» **Task prompt**: Gather all lines with the word "坚定理想信念" in them.

» **Supplied records**:
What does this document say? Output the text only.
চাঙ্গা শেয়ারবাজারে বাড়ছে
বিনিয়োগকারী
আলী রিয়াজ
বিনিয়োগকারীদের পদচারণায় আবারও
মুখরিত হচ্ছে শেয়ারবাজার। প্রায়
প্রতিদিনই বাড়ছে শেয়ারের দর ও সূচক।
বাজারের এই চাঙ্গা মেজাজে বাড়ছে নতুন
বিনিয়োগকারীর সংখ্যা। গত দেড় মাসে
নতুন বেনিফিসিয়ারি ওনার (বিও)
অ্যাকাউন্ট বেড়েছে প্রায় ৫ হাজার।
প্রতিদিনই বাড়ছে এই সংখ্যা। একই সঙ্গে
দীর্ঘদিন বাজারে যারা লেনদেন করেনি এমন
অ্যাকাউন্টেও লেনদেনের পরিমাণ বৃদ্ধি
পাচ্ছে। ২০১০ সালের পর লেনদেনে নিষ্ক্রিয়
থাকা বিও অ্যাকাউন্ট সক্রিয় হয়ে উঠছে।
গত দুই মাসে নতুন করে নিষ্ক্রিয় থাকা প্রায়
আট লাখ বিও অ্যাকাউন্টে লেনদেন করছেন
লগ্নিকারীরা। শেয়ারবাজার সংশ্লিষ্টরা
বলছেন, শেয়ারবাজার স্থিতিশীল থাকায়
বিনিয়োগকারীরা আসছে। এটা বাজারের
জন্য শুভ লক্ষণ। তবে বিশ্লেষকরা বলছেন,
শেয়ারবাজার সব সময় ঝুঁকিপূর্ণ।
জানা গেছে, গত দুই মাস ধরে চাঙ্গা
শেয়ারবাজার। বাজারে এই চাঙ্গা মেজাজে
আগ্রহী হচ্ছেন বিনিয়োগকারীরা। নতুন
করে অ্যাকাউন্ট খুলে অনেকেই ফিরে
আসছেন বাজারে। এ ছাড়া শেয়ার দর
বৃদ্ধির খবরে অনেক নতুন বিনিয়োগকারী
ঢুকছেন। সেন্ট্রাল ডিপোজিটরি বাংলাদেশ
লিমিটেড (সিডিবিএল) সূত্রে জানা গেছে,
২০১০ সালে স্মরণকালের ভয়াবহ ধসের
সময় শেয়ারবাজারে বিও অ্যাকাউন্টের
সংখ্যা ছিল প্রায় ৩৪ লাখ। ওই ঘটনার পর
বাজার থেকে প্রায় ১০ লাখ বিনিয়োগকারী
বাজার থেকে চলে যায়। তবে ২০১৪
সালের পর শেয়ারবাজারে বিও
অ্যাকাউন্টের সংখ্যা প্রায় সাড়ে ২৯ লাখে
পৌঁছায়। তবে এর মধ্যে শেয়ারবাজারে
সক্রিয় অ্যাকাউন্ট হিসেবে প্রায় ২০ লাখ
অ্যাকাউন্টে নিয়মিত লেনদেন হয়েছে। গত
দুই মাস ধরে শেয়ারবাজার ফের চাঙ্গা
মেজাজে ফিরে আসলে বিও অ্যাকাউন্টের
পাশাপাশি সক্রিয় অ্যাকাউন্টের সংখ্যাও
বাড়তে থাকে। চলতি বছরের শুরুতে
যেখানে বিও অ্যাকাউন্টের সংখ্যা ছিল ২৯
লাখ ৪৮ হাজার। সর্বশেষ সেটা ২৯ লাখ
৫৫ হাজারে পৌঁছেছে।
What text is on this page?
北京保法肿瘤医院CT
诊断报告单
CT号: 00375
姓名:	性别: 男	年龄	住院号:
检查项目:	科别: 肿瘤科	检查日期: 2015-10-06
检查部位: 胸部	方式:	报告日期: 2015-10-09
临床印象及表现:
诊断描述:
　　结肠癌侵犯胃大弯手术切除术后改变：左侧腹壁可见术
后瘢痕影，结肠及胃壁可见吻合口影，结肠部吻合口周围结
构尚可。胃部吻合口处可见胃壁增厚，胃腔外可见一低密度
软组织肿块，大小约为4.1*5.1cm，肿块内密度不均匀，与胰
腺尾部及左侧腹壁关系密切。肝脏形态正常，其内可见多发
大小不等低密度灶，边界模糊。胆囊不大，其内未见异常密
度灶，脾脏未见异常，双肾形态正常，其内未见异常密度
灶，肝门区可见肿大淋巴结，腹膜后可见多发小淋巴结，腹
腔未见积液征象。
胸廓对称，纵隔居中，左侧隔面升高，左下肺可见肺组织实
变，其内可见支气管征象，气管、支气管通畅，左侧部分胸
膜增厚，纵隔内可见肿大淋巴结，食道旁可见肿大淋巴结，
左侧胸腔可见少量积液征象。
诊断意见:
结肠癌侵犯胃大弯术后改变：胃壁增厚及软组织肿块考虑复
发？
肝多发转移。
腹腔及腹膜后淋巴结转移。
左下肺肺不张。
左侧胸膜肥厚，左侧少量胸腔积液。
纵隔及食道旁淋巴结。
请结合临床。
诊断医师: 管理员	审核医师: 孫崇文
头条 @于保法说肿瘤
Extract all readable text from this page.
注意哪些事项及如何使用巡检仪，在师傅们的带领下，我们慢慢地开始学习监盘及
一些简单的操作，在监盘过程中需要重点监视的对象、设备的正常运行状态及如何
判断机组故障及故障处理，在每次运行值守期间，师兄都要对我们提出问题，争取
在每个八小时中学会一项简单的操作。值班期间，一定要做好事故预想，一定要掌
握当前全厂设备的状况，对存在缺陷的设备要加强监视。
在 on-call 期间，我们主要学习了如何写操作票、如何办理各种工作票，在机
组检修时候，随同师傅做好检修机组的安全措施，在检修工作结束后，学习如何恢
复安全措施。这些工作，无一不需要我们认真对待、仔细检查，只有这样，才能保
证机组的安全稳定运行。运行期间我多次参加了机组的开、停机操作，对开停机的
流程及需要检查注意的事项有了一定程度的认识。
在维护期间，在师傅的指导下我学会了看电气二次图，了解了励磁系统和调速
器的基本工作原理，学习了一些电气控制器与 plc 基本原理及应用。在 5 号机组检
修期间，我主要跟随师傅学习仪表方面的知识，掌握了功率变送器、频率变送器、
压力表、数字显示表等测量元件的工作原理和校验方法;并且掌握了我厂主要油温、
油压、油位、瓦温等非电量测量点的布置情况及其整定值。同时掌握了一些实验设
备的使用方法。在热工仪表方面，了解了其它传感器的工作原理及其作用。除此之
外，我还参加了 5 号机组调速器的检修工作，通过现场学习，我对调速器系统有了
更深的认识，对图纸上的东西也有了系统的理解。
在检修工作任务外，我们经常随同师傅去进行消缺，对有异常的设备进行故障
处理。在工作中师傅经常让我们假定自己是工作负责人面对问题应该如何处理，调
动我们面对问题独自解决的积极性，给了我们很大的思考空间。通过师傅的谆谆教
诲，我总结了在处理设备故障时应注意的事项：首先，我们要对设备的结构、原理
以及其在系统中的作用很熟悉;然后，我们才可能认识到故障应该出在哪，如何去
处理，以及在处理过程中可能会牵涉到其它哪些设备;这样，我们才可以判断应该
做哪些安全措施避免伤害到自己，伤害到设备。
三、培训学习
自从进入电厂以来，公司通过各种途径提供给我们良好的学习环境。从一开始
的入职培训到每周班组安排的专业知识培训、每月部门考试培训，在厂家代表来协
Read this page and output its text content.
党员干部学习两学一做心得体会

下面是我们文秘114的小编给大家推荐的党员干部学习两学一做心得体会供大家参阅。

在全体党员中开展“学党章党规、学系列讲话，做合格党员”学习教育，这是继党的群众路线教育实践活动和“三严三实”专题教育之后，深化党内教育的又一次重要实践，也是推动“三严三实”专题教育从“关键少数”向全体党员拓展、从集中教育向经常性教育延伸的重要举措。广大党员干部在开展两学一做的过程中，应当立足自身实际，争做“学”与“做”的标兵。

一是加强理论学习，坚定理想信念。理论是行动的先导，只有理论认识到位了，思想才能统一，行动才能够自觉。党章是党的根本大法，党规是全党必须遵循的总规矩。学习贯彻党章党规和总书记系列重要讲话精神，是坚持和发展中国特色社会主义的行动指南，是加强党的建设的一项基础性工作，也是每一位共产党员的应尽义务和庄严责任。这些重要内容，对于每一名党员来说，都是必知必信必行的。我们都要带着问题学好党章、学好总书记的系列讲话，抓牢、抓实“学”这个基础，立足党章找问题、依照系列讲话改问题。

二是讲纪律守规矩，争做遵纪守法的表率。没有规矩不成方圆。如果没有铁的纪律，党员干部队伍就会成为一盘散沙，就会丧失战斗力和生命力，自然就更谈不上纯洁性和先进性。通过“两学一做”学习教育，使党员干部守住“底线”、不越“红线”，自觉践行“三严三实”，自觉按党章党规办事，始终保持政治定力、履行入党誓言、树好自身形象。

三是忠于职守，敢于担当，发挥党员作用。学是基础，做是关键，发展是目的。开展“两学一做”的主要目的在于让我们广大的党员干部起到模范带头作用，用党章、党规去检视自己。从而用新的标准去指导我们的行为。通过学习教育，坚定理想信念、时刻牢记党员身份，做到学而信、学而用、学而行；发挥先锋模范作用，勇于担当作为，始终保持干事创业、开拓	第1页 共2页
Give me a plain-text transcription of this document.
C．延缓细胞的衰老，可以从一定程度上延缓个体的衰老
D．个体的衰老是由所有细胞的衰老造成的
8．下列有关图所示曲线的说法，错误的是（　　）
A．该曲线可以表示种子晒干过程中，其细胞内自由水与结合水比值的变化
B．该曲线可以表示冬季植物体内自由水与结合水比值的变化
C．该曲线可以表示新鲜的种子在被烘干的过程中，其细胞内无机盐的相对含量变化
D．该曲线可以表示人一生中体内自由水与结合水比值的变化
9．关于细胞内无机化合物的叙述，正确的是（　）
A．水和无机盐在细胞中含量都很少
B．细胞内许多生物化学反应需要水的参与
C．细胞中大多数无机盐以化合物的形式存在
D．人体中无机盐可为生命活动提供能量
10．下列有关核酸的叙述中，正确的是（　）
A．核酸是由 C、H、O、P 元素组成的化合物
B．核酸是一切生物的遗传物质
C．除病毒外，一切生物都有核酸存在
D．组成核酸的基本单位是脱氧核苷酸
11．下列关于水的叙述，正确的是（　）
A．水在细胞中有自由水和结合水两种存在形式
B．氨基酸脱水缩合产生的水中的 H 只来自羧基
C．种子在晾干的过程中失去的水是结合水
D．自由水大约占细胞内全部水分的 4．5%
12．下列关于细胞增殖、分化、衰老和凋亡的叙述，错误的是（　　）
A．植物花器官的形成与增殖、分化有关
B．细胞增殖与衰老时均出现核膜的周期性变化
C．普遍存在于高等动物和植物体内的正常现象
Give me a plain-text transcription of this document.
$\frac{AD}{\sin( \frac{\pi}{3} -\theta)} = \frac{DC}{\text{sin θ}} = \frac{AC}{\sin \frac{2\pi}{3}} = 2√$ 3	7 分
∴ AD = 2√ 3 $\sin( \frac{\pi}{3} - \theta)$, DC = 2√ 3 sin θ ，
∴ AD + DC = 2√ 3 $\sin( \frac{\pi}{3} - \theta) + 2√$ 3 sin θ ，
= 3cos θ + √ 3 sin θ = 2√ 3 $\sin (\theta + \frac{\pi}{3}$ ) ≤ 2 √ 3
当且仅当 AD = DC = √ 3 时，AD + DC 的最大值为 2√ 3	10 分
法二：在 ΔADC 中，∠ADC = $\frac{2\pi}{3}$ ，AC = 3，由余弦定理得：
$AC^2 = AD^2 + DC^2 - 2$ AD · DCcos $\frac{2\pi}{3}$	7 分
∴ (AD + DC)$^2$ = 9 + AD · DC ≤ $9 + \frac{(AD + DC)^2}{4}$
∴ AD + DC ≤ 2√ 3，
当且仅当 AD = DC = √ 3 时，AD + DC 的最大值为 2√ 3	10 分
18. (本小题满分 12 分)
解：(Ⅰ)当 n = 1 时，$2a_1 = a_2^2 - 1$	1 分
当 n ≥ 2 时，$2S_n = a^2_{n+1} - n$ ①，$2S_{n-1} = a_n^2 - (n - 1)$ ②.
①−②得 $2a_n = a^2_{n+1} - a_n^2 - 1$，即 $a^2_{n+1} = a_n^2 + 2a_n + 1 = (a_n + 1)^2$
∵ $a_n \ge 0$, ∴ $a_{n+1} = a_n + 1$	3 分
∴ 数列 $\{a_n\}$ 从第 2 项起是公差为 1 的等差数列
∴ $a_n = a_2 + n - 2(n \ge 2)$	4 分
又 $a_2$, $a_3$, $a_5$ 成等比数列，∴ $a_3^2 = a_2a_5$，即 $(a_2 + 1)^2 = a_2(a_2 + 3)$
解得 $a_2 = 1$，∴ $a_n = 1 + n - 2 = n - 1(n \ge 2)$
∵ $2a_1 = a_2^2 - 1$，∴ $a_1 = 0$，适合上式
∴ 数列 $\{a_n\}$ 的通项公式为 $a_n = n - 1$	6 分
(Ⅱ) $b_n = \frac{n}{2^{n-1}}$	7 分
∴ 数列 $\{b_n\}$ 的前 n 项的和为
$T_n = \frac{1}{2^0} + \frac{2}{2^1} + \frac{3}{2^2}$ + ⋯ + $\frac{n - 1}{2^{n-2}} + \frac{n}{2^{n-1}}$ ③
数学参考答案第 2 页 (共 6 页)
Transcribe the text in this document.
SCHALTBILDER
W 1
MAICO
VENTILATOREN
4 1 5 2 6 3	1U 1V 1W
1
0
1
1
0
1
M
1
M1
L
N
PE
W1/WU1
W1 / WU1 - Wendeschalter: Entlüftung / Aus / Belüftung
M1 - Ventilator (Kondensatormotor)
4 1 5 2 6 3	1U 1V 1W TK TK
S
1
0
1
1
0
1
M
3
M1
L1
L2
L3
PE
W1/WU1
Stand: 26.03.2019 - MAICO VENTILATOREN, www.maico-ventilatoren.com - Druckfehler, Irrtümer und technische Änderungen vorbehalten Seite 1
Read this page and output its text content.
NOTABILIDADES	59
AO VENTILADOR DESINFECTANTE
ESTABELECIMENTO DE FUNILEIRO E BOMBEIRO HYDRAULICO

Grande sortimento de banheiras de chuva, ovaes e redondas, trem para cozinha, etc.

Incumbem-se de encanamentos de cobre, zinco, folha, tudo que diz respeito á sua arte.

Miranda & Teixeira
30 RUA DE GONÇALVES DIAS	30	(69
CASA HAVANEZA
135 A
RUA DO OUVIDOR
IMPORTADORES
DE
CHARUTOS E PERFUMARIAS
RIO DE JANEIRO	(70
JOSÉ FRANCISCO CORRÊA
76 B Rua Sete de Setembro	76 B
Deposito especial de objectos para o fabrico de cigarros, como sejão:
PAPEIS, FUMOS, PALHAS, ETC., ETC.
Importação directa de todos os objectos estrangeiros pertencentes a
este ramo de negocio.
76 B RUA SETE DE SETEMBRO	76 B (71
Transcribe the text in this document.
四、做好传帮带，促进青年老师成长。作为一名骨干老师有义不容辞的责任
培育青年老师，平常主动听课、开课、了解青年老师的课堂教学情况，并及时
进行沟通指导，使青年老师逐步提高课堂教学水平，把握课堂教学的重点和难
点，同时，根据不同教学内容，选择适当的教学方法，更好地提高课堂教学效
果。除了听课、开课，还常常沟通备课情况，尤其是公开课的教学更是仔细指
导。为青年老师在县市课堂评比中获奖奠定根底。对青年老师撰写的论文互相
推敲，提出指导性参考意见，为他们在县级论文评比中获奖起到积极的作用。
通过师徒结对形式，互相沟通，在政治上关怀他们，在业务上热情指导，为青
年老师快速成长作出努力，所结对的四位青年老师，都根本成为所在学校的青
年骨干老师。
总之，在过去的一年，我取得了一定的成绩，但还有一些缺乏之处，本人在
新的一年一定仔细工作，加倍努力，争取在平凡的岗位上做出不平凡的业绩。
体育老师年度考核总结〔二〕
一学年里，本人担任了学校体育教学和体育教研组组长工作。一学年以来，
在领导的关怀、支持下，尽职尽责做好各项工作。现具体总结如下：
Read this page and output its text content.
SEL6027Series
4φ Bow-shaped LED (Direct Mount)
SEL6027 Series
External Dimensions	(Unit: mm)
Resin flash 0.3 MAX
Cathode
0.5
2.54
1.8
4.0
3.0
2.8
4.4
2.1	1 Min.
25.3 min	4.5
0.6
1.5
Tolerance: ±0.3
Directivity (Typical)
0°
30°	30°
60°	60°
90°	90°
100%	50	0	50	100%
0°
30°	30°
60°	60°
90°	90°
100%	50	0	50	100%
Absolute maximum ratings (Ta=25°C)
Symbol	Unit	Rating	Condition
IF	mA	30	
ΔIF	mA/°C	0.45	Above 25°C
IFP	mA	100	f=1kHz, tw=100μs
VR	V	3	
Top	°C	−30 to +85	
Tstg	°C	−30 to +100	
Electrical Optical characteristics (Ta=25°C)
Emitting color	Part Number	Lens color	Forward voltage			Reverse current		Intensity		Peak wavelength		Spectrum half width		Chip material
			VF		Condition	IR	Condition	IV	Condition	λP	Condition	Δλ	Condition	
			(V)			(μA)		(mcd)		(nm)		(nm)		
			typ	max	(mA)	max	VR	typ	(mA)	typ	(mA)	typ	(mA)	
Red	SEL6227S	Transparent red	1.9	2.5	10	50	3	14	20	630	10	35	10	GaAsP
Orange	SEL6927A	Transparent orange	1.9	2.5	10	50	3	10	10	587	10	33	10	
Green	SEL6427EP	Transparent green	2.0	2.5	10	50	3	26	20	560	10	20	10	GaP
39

» **Reply to the exercise**:
一是加强理论学习，坚定理想信念。理论是行动的先导，只有理论认识到位了，思想才能统一，行动才能够自觉。党章是党的根本大法，党规是全党必须遵循的总规矩。学习贯彻党章党规和总书记系列重要讲话精神，是坚持和发展中国特色社会主义的行动指南，是加强党的建设的一项基础性工作，也是每一位共产党员的应尽义务和庄严责任。这些重要内容，对于每一名党员来说，都是必知必信必行的。我们都要带着问题学好党章、学好总书记的系列讲话，抓牢、抓实“学”这个基础，立足党章找问题、依照系列讲话改问题。
三是忠于职守，敢于担当，发挥党员作用。学是基础，做是关键，发展是目的。开展“两学一做”的主要目的在于让我们广大的党员干部起到模范带头作用，用党章、党规去检视自己。从而用新的标准去指导我们的行为。通过学习教育，坚定理想信念、时刻牢记党员身份，做到学而信、学而用、学而行；发挥先锋模范作用，勇于担当作为，始终保持干事创业、开拓	第1页 共2页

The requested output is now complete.